** Begin RECORDS TO PROCESS **

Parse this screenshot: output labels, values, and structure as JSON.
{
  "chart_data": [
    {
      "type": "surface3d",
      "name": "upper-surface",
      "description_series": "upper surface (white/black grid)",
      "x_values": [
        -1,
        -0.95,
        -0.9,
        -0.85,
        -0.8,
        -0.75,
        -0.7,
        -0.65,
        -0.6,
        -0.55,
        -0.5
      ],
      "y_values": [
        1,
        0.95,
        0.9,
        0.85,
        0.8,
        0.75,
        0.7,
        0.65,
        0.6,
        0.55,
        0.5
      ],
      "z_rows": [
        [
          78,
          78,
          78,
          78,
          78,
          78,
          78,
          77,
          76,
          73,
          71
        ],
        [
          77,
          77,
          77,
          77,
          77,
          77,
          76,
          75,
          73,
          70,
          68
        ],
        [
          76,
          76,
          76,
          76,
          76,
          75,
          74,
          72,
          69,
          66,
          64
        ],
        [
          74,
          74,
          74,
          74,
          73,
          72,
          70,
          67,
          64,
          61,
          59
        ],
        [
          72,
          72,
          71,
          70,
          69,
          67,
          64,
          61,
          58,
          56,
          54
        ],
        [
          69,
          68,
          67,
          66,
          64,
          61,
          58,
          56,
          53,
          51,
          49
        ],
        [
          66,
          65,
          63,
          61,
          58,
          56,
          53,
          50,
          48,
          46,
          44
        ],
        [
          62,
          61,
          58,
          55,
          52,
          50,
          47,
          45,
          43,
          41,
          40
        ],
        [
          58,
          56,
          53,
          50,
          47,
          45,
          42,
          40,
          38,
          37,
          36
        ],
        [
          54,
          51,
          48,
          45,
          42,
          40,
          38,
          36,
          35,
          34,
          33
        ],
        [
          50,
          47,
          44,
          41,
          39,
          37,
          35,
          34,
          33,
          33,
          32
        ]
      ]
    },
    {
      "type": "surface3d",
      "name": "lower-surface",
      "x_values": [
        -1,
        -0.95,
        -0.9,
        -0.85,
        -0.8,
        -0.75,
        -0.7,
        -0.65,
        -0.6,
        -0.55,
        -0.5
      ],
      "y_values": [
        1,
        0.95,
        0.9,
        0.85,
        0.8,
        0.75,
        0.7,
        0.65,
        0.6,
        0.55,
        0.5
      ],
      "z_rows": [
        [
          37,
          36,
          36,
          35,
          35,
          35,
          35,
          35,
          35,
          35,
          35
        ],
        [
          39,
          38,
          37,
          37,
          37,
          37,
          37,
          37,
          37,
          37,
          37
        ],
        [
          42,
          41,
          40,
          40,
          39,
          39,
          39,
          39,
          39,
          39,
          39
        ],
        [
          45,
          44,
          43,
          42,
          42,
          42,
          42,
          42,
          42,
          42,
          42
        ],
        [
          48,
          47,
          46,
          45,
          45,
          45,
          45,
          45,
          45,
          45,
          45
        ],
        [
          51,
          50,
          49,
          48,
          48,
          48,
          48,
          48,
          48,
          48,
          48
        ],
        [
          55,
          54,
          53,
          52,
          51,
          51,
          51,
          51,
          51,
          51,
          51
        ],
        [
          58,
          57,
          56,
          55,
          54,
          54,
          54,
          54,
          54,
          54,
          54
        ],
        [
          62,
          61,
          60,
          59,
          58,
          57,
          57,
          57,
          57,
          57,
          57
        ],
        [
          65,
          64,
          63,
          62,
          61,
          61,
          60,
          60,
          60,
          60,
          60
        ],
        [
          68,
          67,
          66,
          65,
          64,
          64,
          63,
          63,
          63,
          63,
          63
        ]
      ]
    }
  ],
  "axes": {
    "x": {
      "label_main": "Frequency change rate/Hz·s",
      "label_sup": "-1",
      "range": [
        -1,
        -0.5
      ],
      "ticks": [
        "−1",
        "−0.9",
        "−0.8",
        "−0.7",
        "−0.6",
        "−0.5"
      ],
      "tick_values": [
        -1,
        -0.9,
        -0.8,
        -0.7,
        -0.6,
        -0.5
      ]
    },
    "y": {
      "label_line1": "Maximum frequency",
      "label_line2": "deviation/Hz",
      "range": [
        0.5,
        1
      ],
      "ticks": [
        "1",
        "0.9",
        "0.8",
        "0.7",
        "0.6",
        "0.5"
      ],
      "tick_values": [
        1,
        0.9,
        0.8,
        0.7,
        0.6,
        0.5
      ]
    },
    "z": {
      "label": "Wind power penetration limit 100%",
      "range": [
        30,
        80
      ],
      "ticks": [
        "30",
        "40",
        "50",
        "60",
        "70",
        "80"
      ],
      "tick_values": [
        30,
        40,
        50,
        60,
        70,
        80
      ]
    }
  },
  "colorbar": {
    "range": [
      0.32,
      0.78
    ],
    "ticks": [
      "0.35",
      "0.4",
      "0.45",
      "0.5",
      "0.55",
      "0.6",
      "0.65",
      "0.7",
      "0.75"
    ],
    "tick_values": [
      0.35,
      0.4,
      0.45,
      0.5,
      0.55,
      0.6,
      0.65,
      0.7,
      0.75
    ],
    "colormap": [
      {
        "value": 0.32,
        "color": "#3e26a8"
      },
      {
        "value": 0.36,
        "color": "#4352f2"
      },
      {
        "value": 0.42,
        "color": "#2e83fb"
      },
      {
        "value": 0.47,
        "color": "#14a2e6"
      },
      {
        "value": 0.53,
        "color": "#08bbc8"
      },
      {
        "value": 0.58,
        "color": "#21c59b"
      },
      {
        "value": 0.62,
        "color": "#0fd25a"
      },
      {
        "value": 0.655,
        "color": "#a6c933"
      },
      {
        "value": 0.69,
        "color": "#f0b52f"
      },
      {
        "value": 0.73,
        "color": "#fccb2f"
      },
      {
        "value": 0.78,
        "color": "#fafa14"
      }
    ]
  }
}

** End RECORDS TO PROCESS **

## EXERCISE TASK
In the records above, locate the lines holding the word "name". Copy each of them.

## EXERCISE OUTPUT
      "name": "upper-surface",
      "name": "lower-surface",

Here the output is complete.